■ GOAL ■
From the clickstream research article, copy the passage starting with "Using similarity graphs" and going on through "indicate security risks.", but substitute "comparison graphs" for "similarity graphs".
[Start EXTRACT PROVIDED]
It's no secret that the things we click on, scroll across, swipe, tap or drag when we're browsing online or using a smartphone application can yield valuable information about us. Such data is a veritable goldmine to web browsers and online retailers who use it to assess our preferences and target advertising to our tastes. But, researchers at UC Santa Barbara suggest that studying users' online or smartphone actions could yield far more information about us than simply shopping habits.
With $499,949 in funding from the National Science Foundation, computer science professors Ben Zhao and Heather Zheng will investigate how these detailed, time-stamped logs of online and smartphone user actions, dubbed "clickstreams," can reveal insights about users.
"We're trying to build natural, data-driven models of user behavior, without external labels or preconceived categories, but rather from natural patterns in user behavior," said Zhao. To do this, the researchers will analyze anonymized user action logs from Los Angeles-based smartphone app Whisper and Chinese social media site Renren. "By avoiding preset categories, we can identify real natural patterns that may be difficult to predict, while allowing for real unexpected surprises in user behavior," he explained.
Using similarity graphs to compare the data from the multitudes of clickstreams, the scientists hope to identify general behavior patterns over time. This information can in turn be used to identify abnormal or unusual behaviors that could, for instance, indicate security risks.
"We've already done this successfully on LinkedIn and Renren to identify users using fake accounts to attack those systems," said Zhao. "The resulting accuracy has been exceptional, and has detected attacks that we could not have predicted in advance, simply by noting how large groups of users act similarly to each other but unlike most normal users in the system."
In the big picture, the researchers will also be investigating methods of making these clickstream graphs scalable to large user populations -- in the hundreds of millions of users -- as well as ways to tune the modeling system to different dimensions of user behavior or to specific applications.
###
[End EXTRACT PROVIDED]
[Start INFORMATION GIVEN]
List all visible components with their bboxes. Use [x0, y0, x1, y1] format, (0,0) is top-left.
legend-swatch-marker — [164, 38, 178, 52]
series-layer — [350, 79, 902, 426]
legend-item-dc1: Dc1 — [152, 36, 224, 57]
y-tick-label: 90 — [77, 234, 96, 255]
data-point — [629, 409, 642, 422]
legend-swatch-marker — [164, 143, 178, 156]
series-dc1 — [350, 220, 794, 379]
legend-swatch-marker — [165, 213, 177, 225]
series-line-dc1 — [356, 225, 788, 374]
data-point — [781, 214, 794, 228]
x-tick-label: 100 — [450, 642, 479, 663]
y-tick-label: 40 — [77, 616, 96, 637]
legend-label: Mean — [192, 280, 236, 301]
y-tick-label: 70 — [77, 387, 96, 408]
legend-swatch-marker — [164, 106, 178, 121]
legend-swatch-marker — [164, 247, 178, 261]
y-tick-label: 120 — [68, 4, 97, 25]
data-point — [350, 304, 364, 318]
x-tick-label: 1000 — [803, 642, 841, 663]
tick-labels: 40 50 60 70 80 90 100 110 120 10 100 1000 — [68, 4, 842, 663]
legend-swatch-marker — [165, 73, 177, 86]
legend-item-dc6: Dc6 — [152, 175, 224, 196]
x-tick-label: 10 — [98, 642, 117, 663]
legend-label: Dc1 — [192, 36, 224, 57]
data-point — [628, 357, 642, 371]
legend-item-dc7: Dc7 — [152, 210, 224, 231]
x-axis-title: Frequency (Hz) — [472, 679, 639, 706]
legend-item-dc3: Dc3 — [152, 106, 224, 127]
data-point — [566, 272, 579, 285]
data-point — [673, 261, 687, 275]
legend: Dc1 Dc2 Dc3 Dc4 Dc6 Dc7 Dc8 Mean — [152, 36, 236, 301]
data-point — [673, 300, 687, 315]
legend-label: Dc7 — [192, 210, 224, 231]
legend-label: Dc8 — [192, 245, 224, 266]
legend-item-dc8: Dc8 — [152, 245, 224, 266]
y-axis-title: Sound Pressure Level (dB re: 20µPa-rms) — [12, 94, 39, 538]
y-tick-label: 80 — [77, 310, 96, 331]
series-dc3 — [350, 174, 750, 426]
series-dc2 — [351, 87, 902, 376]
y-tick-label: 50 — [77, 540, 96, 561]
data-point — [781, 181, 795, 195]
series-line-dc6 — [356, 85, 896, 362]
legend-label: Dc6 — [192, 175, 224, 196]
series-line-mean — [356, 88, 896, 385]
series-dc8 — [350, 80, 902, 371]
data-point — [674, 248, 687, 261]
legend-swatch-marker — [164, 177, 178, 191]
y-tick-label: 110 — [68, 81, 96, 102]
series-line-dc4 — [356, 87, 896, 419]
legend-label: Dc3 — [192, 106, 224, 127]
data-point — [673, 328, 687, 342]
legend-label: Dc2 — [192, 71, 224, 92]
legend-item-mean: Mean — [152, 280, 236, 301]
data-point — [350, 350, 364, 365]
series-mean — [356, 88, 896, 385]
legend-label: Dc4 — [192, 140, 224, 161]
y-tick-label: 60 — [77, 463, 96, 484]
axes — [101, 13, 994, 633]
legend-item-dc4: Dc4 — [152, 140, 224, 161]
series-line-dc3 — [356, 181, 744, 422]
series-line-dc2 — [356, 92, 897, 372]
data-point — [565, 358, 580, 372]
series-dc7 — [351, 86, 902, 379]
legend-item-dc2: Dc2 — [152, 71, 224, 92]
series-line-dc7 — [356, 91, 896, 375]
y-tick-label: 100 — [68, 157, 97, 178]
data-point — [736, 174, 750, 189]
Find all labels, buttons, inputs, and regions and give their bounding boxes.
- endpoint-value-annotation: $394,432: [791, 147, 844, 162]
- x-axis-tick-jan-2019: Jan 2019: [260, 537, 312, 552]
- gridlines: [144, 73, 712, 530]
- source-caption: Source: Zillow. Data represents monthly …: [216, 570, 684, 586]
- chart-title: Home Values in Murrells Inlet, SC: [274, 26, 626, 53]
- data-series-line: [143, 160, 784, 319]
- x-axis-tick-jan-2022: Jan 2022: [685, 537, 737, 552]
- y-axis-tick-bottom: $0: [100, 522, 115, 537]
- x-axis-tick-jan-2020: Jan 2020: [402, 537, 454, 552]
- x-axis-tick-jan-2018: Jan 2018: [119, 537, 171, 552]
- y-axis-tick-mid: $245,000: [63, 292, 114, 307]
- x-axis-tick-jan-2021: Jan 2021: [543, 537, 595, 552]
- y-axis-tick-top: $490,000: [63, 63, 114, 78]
[End INFORMATION GIVEN]
■ TASK SOLUTION ■
Using comparison graphs to compare the data from the multitudes of clickstreams, the scientists hope to identify general behavior patterns over time. This information can in turn be used to identify abnormal or unusual behaviors that could, for instance, indicate security risks.